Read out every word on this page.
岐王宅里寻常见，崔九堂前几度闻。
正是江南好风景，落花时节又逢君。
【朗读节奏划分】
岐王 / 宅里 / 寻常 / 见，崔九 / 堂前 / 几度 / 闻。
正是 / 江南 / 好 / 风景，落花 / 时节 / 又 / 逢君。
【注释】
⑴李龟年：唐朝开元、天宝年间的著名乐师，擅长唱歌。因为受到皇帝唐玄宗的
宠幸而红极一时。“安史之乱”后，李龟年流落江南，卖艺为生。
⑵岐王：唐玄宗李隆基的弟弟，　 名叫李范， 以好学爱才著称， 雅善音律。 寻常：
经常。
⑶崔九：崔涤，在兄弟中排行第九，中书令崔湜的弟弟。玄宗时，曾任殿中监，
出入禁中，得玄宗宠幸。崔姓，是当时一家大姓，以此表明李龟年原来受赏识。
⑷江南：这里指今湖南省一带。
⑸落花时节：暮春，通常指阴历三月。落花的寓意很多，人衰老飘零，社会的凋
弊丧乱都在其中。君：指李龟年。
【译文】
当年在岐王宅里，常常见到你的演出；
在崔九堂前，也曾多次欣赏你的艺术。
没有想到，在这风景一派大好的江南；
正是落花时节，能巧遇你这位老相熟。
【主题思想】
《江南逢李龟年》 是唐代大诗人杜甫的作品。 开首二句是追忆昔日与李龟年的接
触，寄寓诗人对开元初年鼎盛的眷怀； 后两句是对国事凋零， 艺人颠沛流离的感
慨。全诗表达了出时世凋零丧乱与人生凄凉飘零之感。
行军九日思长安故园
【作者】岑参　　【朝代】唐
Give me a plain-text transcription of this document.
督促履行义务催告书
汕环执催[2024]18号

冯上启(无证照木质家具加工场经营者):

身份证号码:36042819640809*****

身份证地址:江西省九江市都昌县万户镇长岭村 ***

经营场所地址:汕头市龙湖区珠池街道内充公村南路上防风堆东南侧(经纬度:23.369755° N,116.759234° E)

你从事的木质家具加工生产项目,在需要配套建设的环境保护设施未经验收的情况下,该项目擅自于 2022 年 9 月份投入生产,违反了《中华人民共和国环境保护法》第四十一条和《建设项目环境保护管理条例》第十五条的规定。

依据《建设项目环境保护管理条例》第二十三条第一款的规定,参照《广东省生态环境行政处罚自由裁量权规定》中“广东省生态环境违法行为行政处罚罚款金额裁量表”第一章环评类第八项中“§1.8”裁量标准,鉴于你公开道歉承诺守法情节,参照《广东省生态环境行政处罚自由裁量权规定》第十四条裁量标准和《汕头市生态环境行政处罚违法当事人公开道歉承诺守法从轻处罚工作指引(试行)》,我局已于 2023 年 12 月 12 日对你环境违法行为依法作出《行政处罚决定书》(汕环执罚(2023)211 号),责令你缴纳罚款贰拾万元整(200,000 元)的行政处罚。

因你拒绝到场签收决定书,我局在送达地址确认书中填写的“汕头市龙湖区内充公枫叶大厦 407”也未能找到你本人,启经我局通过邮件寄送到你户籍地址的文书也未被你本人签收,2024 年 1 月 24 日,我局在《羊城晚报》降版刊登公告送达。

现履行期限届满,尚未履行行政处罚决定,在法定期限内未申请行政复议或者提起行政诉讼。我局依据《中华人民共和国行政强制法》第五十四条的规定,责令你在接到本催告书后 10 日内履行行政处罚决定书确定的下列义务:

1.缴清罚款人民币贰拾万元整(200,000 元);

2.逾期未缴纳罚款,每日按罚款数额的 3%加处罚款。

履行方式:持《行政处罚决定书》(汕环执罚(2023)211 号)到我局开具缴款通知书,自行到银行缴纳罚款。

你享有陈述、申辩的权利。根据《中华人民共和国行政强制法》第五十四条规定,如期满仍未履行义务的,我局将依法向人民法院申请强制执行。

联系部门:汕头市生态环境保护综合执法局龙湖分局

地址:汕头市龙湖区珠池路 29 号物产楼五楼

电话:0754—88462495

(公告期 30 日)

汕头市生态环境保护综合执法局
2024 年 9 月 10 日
■ ■ ■ ■ ■ ■ ■
▶ Work to complete
Nothing in the data may differ; print all of it exactly as written.

▶ Complete output
Read out every word on this page.
岐王宅里寻常见，崔九堂前几度闻。
正是江南好风景，落花时节又逢君。
【朗读节奏划分】
岐王 / 宅里 / 寻常 / 见，崔九 / 堂前 / 几度 / 闻。
正是 / 江南 / 好 / 风景，落花 / 时节 / 又 / 逢君。
【注释】
⑴李龟年：唐朝开元、天宝年间的著名乐师，擅长唱歌。因为受到皇帝唐玄宗的
宠幸而红极一时。“安史之乱”后，李龟年流落江南，卖艺为生。
⑵岐王：唐玄宗李隆基的弟弟，　 名叫李范， 以好学爱才著称， 雅善音律。 寻常：
经常。
⑶崔九：崔涤，在兄弟中排行第九，中书令崔湜的弟弟。玄宗时，曾任殿中监，
出入禁中，得玄宗宠幸。崔姓，是当时一家大姓，以此表明李龟年原来受赏识。
⑷江南：这里指今湖南省一带。
⑸落花时节：暮春，通常指阴历三月。落花的寓意很多，人衰老飘零，社会的凋
弊丧乱都在其中。君：指李龟年。
【译文】
当年在岐王宅里，常常见到你的演出；
在崔九堂前，也曾多次欣赏你的艺术。
没有想到，在这风景一派大好的江南；
正是落花时节，能巧遇你这位老相熟。
【主题思想】
《江南逢李龟年》 是唐代大诗人杜甫的作品。 开首二句是追忆昔日与李龟年的接
触，寄寓诗人对开元初年鼎盛的眷怀； 后两句是对国事凋零， 艺人颠沛流离的感
慨。全诗表达了出时世凋零丧乱与人生凄凉飘零之感。
行军九日思长安故园
【作者】岑参　　【朝代】唐
Give me a plain-text transcription of this document.
督促履行义务催告书
汕环执催[2024]18号

冯上启(无证照木质家具加工场经营者):

身份证号码:36042819640809*****

身份证地址:江西省九江市都昌县万户镇长岭村 ***

经营场所地址:汕头市龙湖区珠池街道内充公村南路上防风堆东南侧(经纬度:23.369755° N,116.759234° E)

你从事的木质家具加工生产项目,在需要配套建设的环境保护设施未经验收的情况下,该项目擅自于 2022 年 9 月份投入生产,违反了《中华人民共和国环境保护法》第四十一条和《建设项目环境保护管理条例》第十五条的规定。

依据《建设项目环境保护管理条例》第二十三条第一款的规定,参照《广东省生态环境行政处罚自由裁量权规定》中“广东省生态环境违法行为行政处罚罚款金额裁量表”第一章环评类第八项中“§1.8”裁量标准,鉴于你公开道歉承诺守法情节,参照《广东省生态环境行政处罚自由裁量权规定》第十四条裁量标准和《汕头市生态环境行政处罚违法当事人公开道歉承诺守法从轻处罚工作指引(试行)》,我局已于 2023 年 12 月 12 日对你环境违法行为依法作出《行政处罚决定书》(汕环执罚(2023)211 号),责令你缴纳罚款贰拾万元整(200,000 元)的行政处罚。

因你拒绝到场签收决定书,我局在送达地址确认书中填写的“汕头市龙湖区内充公枫叶大厦 407”也未能找到你本人,启经我局通过邮件寄送到你户籍地址的文书也未被你本人签收,2024 年 1 月 24 日,我局在《羊城晚报》降版刊登公告送达。

现履行期限届满,尚未履行行政处罚决定,在法定期限内未申请行政复议或者提起行政诉讼。我局依据《中华人民共和国行政强制法》第五十四条的规定,责令你在接到本催告书后 10 日内履行行政处罚决定书确定的下列义务:

1.缴清罚款人民币贰拾万元整(200,000 元);

2.逾期未缴纳罚款,每日按罚款数额的 3%加处罚款。

履行方式:持《行政处罚决定书》(汕环执罚(2023)211 号)到我局开具缴款通知书,自行到银行缴纳罚款。

你享有陈述、申辩的权利。根据《中华人民共和国行政强制法》第五十四条规定,如期满仍未履行义务的,我局将依法向人民法院申请强制执行。

联系部门:汕头市生态环境保护综合执法局龙湖分局

地址:汕头市龙湖区珠池路 29 号物产楼五楼

电话:0754—88462495

(公告期 30 日)

汕头市生态环境保护综合执法局
2024 年 9 月 10 日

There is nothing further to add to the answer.